[Records from a data collection]
__________

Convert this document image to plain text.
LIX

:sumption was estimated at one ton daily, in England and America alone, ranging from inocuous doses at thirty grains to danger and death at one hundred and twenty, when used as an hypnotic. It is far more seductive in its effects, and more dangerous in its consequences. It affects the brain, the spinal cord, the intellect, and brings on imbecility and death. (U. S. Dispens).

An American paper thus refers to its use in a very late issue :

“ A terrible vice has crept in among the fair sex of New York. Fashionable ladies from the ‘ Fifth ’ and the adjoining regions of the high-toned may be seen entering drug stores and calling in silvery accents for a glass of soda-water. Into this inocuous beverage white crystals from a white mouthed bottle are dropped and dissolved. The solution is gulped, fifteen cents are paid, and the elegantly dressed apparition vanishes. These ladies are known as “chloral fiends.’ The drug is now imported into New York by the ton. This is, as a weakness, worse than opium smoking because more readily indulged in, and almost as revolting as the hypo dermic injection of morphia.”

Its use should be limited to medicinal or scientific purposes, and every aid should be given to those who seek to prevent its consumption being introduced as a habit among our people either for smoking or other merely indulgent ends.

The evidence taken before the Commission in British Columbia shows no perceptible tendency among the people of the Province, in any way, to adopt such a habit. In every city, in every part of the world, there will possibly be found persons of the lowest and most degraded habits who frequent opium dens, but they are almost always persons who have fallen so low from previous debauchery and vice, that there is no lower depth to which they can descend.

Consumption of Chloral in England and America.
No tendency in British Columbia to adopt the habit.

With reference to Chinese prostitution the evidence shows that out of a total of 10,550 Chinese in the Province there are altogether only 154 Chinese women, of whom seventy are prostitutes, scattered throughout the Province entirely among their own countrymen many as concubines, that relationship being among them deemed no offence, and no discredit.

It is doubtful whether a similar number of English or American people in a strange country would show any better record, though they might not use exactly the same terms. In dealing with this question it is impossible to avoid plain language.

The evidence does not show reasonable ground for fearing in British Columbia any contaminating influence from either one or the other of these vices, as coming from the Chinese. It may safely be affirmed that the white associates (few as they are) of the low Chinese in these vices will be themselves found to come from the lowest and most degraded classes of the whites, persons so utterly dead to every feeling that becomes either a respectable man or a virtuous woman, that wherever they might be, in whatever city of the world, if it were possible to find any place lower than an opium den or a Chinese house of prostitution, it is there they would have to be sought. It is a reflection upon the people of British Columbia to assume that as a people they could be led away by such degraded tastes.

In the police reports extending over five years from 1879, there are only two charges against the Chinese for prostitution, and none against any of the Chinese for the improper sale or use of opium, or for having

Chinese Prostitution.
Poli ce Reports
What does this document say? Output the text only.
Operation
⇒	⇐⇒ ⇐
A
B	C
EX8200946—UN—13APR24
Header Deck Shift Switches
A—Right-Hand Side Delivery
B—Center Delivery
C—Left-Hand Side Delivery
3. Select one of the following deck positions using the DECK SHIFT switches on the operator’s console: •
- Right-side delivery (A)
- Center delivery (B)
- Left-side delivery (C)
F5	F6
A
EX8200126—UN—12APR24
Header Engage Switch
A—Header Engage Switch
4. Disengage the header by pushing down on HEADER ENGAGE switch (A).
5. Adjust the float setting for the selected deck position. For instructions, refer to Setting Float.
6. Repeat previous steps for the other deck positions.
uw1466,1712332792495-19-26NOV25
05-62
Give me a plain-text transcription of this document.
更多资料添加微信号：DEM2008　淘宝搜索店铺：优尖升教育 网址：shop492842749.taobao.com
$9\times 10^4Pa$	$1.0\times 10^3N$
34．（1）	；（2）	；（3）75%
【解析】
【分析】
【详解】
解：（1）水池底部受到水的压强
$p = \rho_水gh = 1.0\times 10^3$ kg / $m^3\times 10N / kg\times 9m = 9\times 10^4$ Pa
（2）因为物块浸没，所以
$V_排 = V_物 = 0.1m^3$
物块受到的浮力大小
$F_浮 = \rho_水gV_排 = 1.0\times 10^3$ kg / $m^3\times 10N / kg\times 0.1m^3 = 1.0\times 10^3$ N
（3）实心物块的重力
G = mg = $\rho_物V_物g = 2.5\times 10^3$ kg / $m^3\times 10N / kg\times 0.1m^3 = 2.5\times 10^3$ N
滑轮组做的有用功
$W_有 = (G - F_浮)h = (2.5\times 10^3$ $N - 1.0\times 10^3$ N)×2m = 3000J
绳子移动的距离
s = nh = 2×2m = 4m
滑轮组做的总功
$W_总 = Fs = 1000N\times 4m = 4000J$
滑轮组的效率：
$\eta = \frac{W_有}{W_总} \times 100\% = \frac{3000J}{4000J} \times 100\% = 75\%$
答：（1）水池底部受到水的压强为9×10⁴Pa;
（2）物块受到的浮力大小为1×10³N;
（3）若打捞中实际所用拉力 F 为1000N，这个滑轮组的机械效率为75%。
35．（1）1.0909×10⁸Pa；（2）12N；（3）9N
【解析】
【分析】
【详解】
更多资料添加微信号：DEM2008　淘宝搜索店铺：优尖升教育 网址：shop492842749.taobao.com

__________

**Task details**
Transcribe all of the entries without altering anything.

**Reply to the exercise**
Convert this document image to plain text.
LIX

:sumption was estimated at one ton daily, in England and America alone, ranging from inocuous doses at thirty grains to danger and death at one hundred and twenty, when used as an hypnotic. It is far more seductive in its effects, and more dangerous in its consequences. It affects the brain, the spinal cord, the intellect, and brings on imbecility and death. (U. S. Dispens).

An American paper thus refers to its use in a very late issue :

“ A terrible vice has crept in among the fair sex of New York. Fashionable ladies from the ‘ Fifth ’ and the adjoining regions of the high-toned may be seen entering drug stores and calling in silvery accents for a glass of soda-water. Into this inocuous beverage white crystals from a white mouthed bottle are dropped and dissolved. The solution is gulped, fifteen cents are paid, and the elegantly dressed apparition vanishes. These ladies are known as “chloral fiends.’ The drug is now imported into New York by the ton. This is, as a weakness, worse than opium smoking because more readily indulged in, and almost as revolting as the hypo dermic injection of morphia.”

Its use should be limited to medicinal or scientific purposes, and every aid should be given to those who seek to prevent its consumption being introduced as a habit among our people either for smoking or other merely indulgent ends.

The evidence taken before the Commission in British Columbia shows no perceptible tendency among the people of the Province, in any way, to adopt such a habit. In every city, in every part of the world, there will possibly be found persons of the lowest and most degraded habits who frequent opium dens, but they are almost always persons who have fallen so low from previous debauchery and vice, that there is no lower depth to which they can descend.

Consumption of Chloral in England and America.
No tendency in British Columbia to adopt the habit.

With reference to Chinese prostitution the evidence shows that out of a total of 10,550 Chinese in the Province there are altogether only 154 Chinese women, of whom seventy are prostitutes, scattered throughout the Province entirely among their own countrymen many as concubines, that relationship being among them deemed no offence, and no discredit.

It is doubtful whether a similar number of English or American people in a strange country would show any better record, though they might not use exactly the same terms. In dealing with this question it is impossible to avoid plain language.

The evidence does not show reasonable ground for fearing in British Columbia any contaminating influence from either one or the other of these vices, as coming from the Chinese. It may safely be affirmed that the white associates (few as they are) of the low Chinese in these vices will be themselves found to come from the lowest and most degraded classes of the whites, persons so utterly dead to every feeling that becomes either a respectable man or a virtuous woman, that wherever they might be, in whatever city of the world, if it were possible to find any place lower than an opium den or a Chinese house of prostitution, it is there they would have to be sought. It is a reflection upon the people of British Columbia to assume that as a people they could be led away by such degraded tastes.

In the police reports extending over five years from 1879, there are only two charges against the Chinese for prostitution, and none against any of the Chinese for the improper sale or use of opium, or for having

Chinese Prostitution.
Poli ce Reports
What does this document say? Output the text only.
Operation
⇒	⇐⇒ ⇐
A
B	C
EX8200946—UN—13APR24
Header Deck Shift Switches
A—Right-Hand Side Delivery
B—Center Delivery
C—Left-Hand Side Delivery
3. Select one of the following deck positions using the DECK SHIFT switches on the operator’s console: •
- Right-side delivery (A)
- Center delivery (B)
- Left-side delivery (C)
F5	F6
A
EX8200126—UN—12APR24
Header Engage Switch
A—Header Engage Switch
4. Disengage the header by pushing down on HEADER ENGAGE switch (A).
5. Adjust the float setting for the selected deck position. For instructions, refer to Setting Float.
6. Repeat previous steps for the other deck positions.
uw1466,1712332792495-19-26NOV25
05-62
Give me a plain-text transcription of this document.
更多资料添加微信号：DEM2008　淘宝搜索店铺：优尖升教育 网址：shop492842749.taobao.com
$9\times 10^4Pa$	$1.0\times 10^3N$
34．（1）	；（2）	；（3）75%
【解析】
【分析】
【详解】
解：（1）水池底部受到水的压强
$p = \rho_水gh = 1.0\times 10^3$ kg / $m^3\times 10N / kg\times 9m = 9\times 10^4$ Pa
（2）因为物块浸没，所以
$V_排 = V_物 = 0.1m^3$
物块受到的浮力大小
$F_浮 = \rho_水gV_排 = 1.0\times 10^3$ kg / $m^3\times 10N / kg\times 0.1m^3 = 1.0\times 10^3$ N
（3）实心物块的重力
G = mg = $\rho_物V_物g = 2.5\times 10^3$ kg / $m^3\times 10N / kg\times 0.1m^3 = 2.5\times 10^3$ N
滑轮组做的有用功
$W_有 = (G - F_浮)h = (2.5\times 10^3$ $N - 1.0\times 10^3$ N)×2m = 3000J
绳子移动的距离
s = nh = 2×2m = 4m
滑轮组做的总功
$W_总 = Fs = 1000N\times 4m = 4000J$
滑轮组的效率：
$\eta = \frac{W_有}{W_总} \times 100\% = \frac{3000J}{4000J} \times 100\% = 75\%$
答：（1）水池底部受到水的压强为9×10⁴Pa;
（2）物块受到的浮力大小为1×10³N;
（3）若打捞中实际所用拉力 F 为1000N，这个滑轮组的机械效率为75%。
35．（1）1.0909×10⁸Pa；（2）12N；（3）9N
【解析】
【分析】
【详解】
更多资料添加微信号：DEM2008　淘宝搜索店铺：优尖升教育 网址：shop492842749.taobao.com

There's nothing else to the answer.